### Problem
Go through the records and give each one again exactly.

### Supplied entries
* * * * * * * * *

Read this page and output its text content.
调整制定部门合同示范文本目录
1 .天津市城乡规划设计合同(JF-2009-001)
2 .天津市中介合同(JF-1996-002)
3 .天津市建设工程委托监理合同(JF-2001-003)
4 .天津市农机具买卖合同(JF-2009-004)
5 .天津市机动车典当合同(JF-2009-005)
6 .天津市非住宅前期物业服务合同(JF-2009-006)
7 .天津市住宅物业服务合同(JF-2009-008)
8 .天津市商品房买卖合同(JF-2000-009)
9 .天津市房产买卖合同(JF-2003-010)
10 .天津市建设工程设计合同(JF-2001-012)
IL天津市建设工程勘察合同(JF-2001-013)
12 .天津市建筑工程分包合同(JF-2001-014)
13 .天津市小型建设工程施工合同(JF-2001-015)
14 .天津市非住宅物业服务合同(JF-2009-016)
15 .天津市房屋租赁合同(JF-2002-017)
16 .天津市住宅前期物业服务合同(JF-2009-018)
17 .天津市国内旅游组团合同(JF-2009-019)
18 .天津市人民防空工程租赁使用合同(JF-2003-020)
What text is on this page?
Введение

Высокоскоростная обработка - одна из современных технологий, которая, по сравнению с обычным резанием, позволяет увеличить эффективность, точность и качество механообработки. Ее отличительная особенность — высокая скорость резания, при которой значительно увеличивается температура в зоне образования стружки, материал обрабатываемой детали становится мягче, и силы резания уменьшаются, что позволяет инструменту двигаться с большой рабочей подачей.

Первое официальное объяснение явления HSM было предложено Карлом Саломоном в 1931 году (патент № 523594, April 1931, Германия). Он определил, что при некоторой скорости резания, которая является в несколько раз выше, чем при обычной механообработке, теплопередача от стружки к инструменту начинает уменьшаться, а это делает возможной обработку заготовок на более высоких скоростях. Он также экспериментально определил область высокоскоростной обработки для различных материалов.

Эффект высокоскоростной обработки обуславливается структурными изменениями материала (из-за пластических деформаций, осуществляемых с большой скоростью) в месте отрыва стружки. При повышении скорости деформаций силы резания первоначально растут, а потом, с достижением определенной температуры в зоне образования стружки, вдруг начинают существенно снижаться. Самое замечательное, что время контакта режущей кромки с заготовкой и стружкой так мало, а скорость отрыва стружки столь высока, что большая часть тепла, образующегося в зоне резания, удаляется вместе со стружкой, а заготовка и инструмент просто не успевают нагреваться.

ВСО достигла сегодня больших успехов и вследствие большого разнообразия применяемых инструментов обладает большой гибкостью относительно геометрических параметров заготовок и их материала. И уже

* * * * * * * * *

### Response to this exercise
Read this page and output its text content.
调整制定部门合同示范文本目录
1 .天津市城乡规划设计合同(JF-2009-001)
2 .天津市中介合同(JF-1996-002)
3 .天津市建设工程委托监理合同(JF-2001-003)
4 .天津市农机具买卖合同(JF-2009-004)
5 .天津市机动车典当合同(JF-2009-005)
6 .天津市非住宅前期物业服务合同(JF-2009-006)
7 .天津市住宅物业服务合同(JF-2009-008)
8 .天津市商品房买卖合同(JF-2000-009)
9 .天津市房产买卖合同(JF-2003-010)
10 .天津市建设工程设计合同(JF-2001-012)
IL天津市建设工程勘察合同(JF-2001-013)
12 .天津市建筑工程分包合同(JF-2001-014)
13 .天津市小型建设工程施工合同(JF-2001-015)
14 .天津市非住宅物业服务合同(JF-2009-016)
15 .天津市房屋租赁合同(JF-2002-017)
16 .天津市住宅前期物业服务合同(JF-2009-018)
17 .天津市国内旅游组团合同(JF-2009-019)
18 .天津市人民防空工程租赁使用合同(JF-2003-020)
What text is on this page?
Введение

Высокоскоростная обработка - одна из современных технологий, которая, по сравнению с обычным резанием, позволяет увеличить эффективность, точность и качество механообработки. Ее отличительная особенность — высокая скорость резания, при которой значительно увеличивается температура в зоне образования стружки, материал обрабатываемой детали становится мягче, и силы резания уменьшаются, что позволяет инструменту двигаться с большой рабочей подачей.

Первое официальное объяснение явления HSM было предложено Карлом Саломоном в 1931 году (патент № 523594, April 1931, Германия). Он определил, что при некоторой скорости резания, которая является в несколько раз выше, чем при обычной механообработке, теплопередача от стружки к инструменту начинает уменьшаться, а это делает возможной обработку заготовок на более высоких скоростях. Он также экспериментально определил область высокоскоростной обработки для различных материалов.

Эффект высокоскоростной обработки обуславливается структурными изменениями материала (из-за пластических деформаций, осуществляемых с большой скоростью) в месте отрыва стружки. При повышении скорости деформаций силы резания первоначально растут, а потом, с достижением определенной температуры в зоне образования стружки, вдруг начинают существенно снижаться. Самое замечательное, что время контакта режущей кромки с заготовкой и стружкой так мало, а скорость отрыва стружки столь высока, что большая часть тепла, образующегося в зоне резания, удаляется вместе со стружкой, а заготовка и инструмент просто не успевают нагреваться.

ВСО достигла сегодня больших успехов и вследствие большого разнообразия применяемых инструментов обладает большой гибкостью относительно геометрических параметров заготовок и их материала. И уже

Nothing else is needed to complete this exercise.